GIVEN TASK –
Check every line below for the word "کانفرنس" and give only the number of lines where it appears.

SOURCE MATERIAL –
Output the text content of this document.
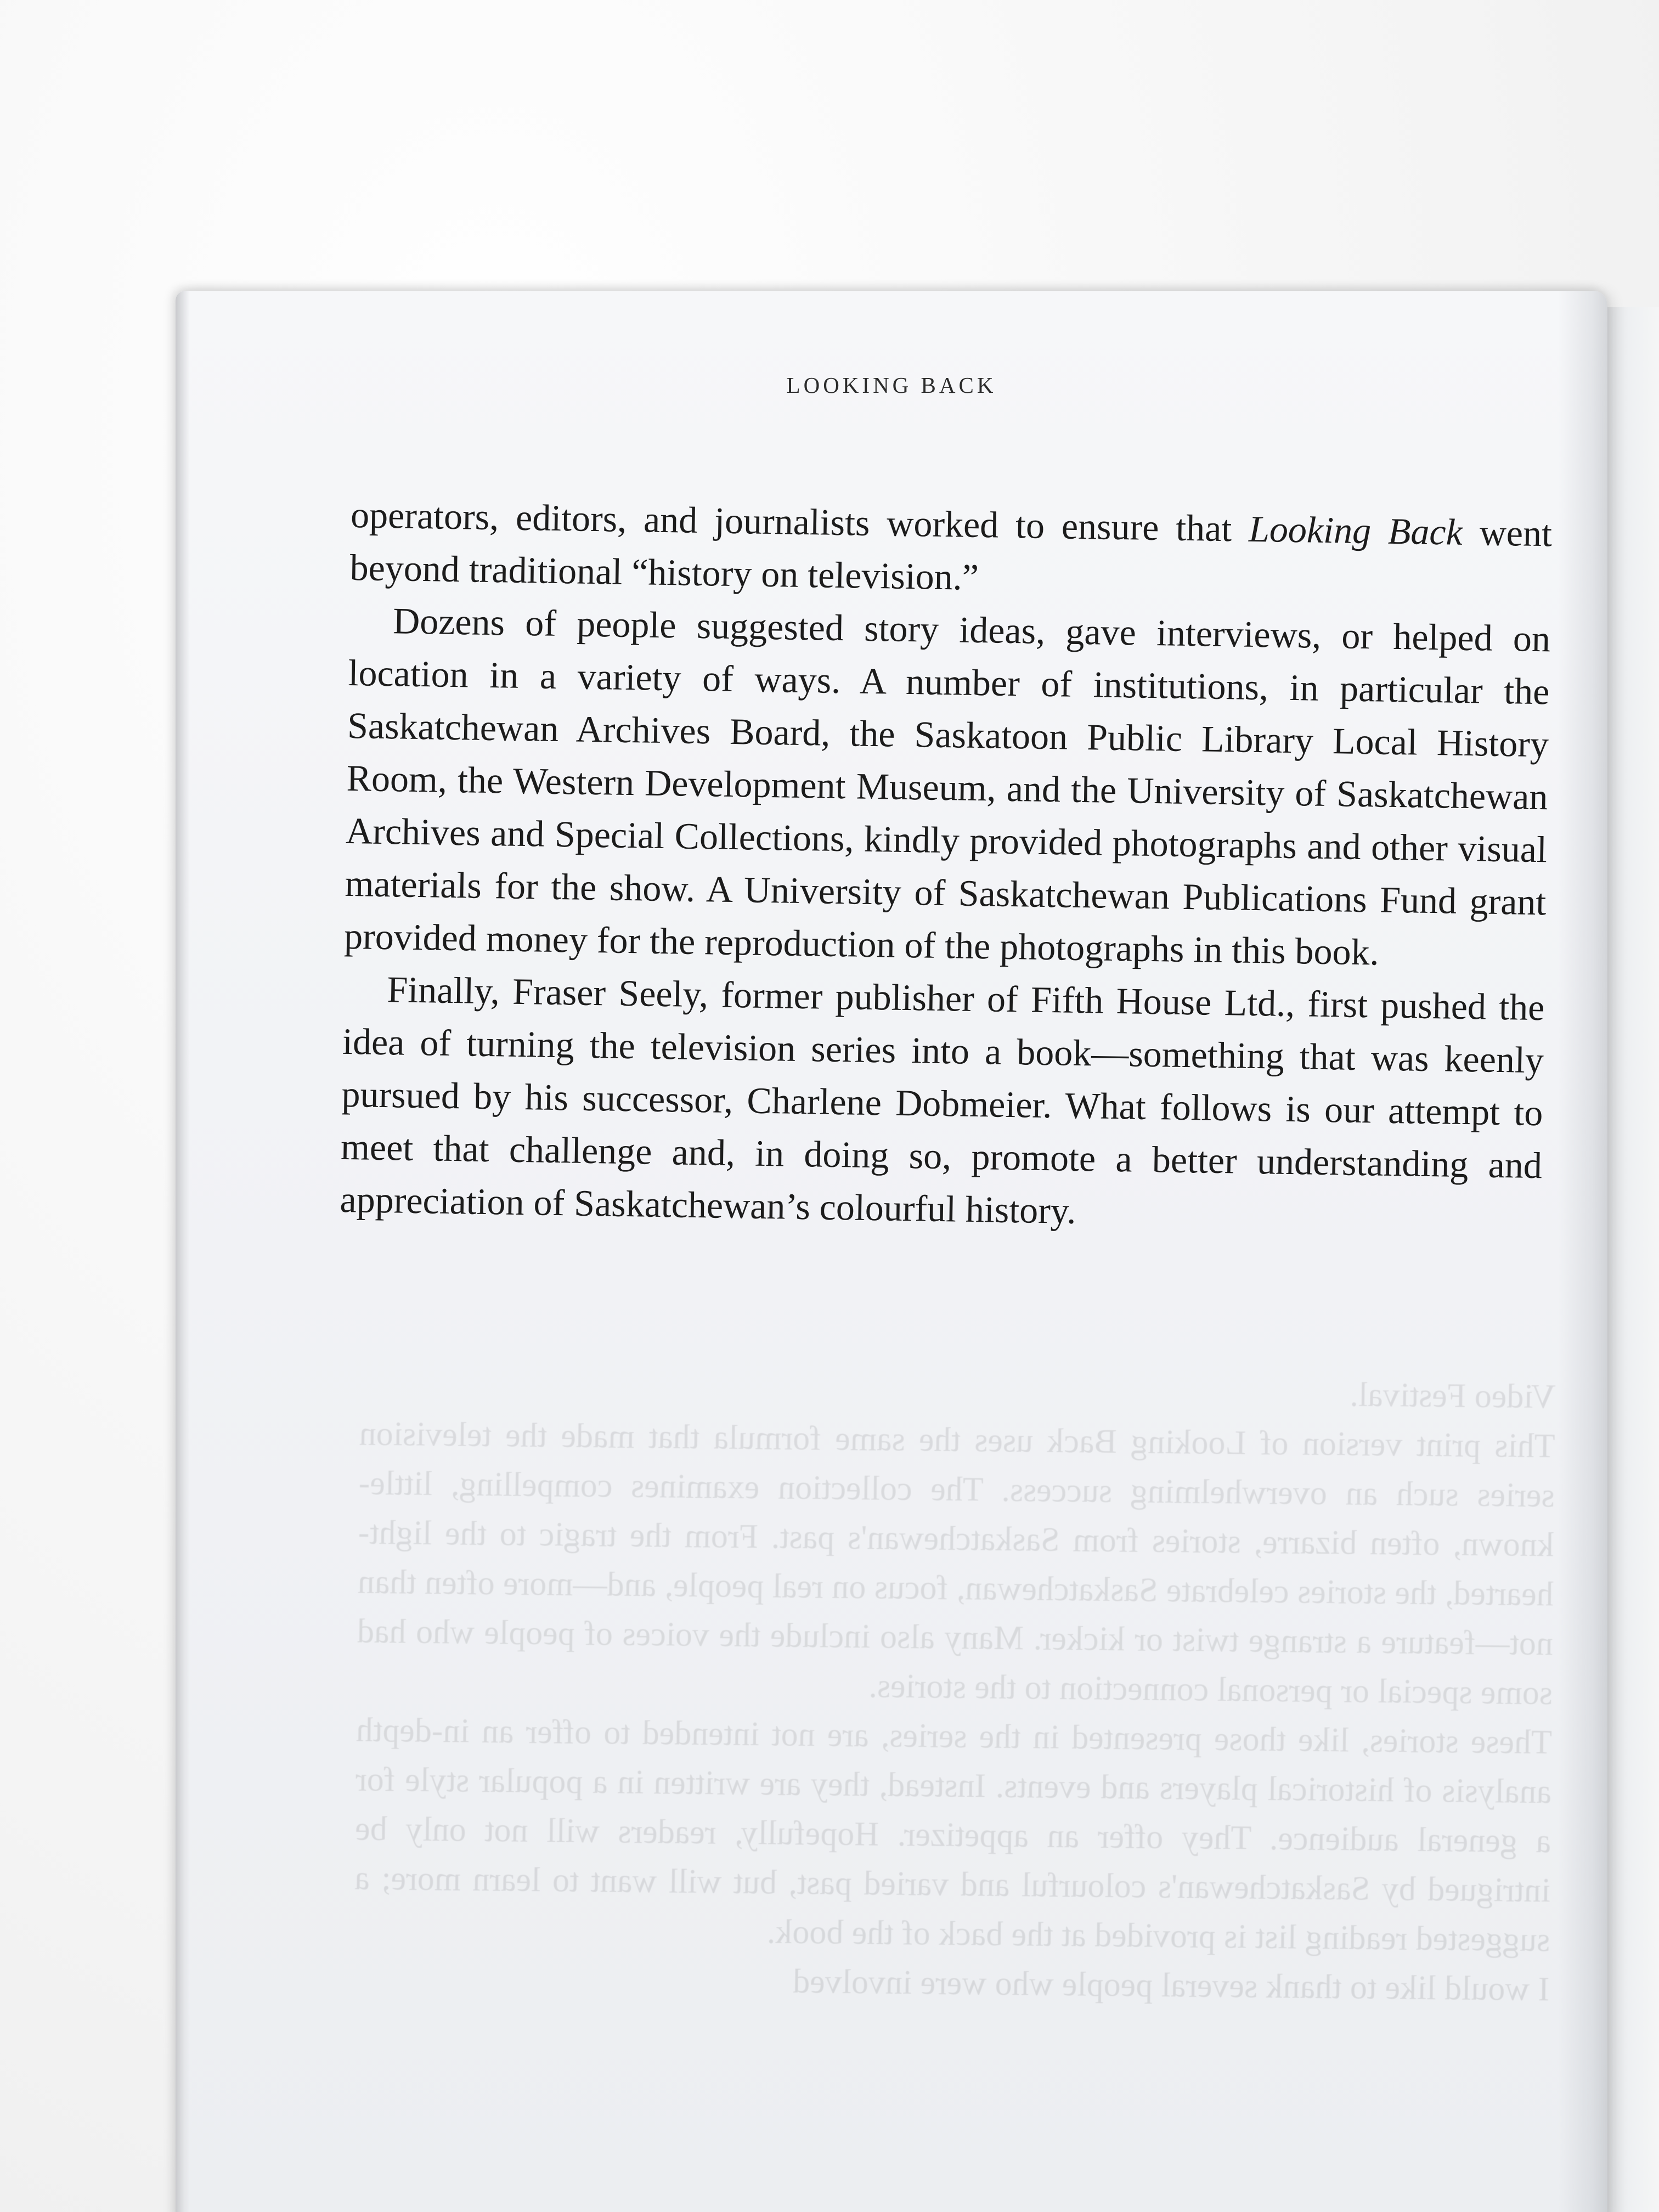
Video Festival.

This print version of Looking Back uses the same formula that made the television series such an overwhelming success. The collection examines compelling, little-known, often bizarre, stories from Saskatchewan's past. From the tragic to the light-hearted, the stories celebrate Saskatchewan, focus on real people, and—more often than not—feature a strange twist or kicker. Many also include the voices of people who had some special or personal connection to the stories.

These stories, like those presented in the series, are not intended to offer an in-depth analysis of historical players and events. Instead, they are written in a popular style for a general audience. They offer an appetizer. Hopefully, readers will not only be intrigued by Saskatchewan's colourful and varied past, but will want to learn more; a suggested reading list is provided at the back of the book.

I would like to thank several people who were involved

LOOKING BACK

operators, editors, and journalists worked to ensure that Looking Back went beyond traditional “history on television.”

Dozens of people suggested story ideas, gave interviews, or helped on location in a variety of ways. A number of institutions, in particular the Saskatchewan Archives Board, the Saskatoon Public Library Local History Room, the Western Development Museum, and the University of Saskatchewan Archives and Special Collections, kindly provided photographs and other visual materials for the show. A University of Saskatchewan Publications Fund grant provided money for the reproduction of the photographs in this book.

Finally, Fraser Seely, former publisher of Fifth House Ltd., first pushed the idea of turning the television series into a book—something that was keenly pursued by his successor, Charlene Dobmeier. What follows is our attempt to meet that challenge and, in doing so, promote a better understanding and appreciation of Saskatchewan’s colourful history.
* * *
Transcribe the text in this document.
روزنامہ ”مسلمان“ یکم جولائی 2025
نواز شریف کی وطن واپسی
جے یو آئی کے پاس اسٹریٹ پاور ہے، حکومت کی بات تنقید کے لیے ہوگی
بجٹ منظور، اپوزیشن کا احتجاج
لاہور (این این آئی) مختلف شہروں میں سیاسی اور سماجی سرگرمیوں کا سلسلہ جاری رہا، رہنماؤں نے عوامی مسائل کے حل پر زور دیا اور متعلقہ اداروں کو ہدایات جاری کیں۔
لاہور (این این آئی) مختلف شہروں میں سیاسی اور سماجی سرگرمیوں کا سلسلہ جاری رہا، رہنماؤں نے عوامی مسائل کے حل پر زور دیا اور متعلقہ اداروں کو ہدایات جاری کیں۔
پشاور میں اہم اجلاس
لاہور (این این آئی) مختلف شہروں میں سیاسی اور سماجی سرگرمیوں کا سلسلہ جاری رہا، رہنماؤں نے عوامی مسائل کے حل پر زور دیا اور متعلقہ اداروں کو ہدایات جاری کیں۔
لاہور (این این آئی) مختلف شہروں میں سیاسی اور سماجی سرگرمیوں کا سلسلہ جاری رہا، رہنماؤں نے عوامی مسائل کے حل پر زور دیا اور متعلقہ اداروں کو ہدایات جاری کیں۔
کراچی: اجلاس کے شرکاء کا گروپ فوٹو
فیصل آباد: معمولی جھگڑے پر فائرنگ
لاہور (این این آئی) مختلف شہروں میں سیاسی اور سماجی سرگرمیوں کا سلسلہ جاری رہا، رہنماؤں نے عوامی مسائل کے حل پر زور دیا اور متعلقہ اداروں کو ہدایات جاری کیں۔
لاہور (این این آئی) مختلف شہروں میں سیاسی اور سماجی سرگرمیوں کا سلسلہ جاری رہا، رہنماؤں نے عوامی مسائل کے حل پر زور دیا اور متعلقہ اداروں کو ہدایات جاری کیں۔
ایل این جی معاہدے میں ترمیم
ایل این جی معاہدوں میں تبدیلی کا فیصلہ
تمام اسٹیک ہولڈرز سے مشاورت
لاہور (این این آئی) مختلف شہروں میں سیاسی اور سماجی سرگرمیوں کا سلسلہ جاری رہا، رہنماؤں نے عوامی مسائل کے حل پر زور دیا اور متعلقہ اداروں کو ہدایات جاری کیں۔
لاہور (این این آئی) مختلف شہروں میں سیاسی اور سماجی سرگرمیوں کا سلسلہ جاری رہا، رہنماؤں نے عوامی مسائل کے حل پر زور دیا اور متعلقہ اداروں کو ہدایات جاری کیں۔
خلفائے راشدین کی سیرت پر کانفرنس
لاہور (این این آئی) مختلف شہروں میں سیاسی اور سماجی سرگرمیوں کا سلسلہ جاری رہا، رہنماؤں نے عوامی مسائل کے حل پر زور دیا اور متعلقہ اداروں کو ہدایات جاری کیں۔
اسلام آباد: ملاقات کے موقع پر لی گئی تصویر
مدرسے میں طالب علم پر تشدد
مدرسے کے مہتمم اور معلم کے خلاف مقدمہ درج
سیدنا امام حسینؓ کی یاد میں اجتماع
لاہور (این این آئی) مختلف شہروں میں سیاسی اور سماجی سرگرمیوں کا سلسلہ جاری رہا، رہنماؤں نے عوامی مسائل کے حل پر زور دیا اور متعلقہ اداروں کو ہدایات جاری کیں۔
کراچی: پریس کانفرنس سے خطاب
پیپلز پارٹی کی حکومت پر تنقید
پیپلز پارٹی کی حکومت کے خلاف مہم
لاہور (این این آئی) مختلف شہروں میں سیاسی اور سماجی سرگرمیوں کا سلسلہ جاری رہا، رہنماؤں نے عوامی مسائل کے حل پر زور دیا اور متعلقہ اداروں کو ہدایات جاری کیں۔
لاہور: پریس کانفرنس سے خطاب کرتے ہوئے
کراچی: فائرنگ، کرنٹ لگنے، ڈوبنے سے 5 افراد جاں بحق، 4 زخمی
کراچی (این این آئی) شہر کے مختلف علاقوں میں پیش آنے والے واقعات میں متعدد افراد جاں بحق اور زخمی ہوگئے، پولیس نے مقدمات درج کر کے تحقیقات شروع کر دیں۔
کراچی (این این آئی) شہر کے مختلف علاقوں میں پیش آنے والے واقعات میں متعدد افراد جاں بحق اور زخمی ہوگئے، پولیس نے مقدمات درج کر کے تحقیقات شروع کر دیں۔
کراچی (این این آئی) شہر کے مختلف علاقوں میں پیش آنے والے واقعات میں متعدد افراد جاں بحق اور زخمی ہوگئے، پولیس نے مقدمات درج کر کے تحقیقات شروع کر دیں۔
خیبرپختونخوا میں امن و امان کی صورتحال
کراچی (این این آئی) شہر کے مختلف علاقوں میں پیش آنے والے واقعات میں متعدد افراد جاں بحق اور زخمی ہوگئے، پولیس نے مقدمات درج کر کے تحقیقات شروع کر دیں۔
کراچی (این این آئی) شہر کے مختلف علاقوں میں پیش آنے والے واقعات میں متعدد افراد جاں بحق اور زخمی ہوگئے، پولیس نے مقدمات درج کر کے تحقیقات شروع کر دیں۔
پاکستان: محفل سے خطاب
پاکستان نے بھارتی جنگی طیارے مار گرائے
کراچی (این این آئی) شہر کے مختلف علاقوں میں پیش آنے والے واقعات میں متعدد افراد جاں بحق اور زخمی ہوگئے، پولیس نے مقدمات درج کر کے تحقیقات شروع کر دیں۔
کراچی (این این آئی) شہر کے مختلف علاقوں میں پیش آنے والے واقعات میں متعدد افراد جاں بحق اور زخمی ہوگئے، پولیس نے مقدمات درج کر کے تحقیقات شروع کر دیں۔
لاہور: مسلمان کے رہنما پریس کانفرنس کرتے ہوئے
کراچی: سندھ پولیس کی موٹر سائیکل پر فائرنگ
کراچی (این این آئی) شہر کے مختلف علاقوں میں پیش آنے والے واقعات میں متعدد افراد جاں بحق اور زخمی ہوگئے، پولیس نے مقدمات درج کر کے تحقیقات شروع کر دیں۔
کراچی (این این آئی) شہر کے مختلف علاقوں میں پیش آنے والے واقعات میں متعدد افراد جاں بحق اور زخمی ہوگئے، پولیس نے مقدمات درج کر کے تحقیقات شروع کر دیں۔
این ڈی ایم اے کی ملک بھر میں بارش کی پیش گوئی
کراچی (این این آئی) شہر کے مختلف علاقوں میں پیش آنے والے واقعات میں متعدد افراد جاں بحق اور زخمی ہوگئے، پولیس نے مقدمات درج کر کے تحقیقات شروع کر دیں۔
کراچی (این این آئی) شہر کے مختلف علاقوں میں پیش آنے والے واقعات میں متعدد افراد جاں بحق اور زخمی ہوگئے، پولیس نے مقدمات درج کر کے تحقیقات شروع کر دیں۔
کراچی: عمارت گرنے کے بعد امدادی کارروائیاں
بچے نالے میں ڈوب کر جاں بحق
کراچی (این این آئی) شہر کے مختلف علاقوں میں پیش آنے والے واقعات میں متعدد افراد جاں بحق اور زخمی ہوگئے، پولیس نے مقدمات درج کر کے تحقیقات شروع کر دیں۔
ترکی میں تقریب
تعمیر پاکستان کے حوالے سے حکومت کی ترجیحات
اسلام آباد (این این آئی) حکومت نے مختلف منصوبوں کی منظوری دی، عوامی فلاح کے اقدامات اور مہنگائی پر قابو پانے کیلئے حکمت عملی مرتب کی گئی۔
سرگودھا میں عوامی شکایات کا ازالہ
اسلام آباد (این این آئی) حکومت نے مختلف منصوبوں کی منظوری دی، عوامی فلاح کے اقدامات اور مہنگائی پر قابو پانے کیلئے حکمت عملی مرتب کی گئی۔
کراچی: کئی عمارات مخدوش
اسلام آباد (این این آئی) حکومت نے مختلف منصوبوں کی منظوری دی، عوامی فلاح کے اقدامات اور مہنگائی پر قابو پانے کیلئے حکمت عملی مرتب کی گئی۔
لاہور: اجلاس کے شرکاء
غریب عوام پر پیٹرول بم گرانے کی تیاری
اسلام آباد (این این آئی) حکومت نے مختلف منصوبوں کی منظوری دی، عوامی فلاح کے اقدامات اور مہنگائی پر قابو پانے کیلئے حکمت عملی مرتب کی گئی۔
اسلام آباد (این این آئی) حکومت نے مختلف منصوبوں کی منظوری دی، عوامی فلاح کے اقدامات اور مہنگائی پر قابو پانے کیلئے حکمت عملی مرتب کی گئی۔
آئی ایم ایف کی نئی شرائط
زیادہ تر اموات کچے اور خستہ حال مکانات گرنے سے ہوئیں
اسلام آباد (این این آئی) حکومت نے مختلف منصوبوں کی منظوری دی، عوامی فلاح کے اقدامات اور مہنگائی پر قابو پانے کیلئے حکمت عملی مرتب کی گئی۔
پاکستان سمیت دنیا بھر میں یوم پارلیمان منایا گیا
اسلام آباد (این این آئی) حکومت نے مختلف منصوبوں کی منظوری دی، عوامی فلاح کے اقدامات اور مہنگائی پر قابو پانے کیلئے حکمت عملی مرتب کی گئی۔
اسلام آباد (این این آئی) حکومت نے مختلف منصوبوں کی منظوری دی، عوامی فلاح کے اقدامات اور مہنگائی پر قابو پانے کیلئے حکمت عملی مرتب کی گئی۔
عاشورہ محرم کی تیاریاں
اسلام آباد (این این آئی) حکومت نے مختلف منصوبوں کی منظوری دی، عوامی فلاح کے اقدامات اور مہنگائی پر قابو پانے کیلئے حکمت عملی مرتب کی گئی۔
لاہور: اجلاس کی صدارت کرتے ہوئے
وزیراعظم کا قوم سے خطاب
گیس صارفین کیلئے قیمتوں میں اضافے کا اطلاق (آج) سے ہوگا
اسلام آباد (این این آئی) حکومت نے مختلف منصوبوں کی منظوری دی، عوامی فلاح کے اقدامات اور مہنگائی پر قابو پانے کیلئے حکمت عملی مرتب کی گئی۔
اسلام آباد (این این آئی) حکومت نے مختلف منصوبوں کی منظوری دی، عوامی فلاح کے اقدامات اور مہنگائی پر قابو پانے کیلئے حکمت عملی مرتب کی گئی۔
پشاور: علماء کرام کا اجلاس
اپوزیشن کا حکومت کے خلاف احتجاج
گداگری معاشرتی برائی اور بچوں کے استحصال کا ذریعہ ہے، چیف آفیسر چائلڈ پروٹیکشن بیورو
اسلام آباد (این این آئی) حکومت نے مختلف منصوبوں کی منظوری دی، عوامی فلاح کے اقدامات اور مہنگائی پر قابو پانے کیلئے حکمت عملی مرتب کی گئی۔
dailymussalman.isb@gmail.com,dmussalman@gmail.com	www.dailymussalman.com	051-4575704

CORRECT RESULT –
4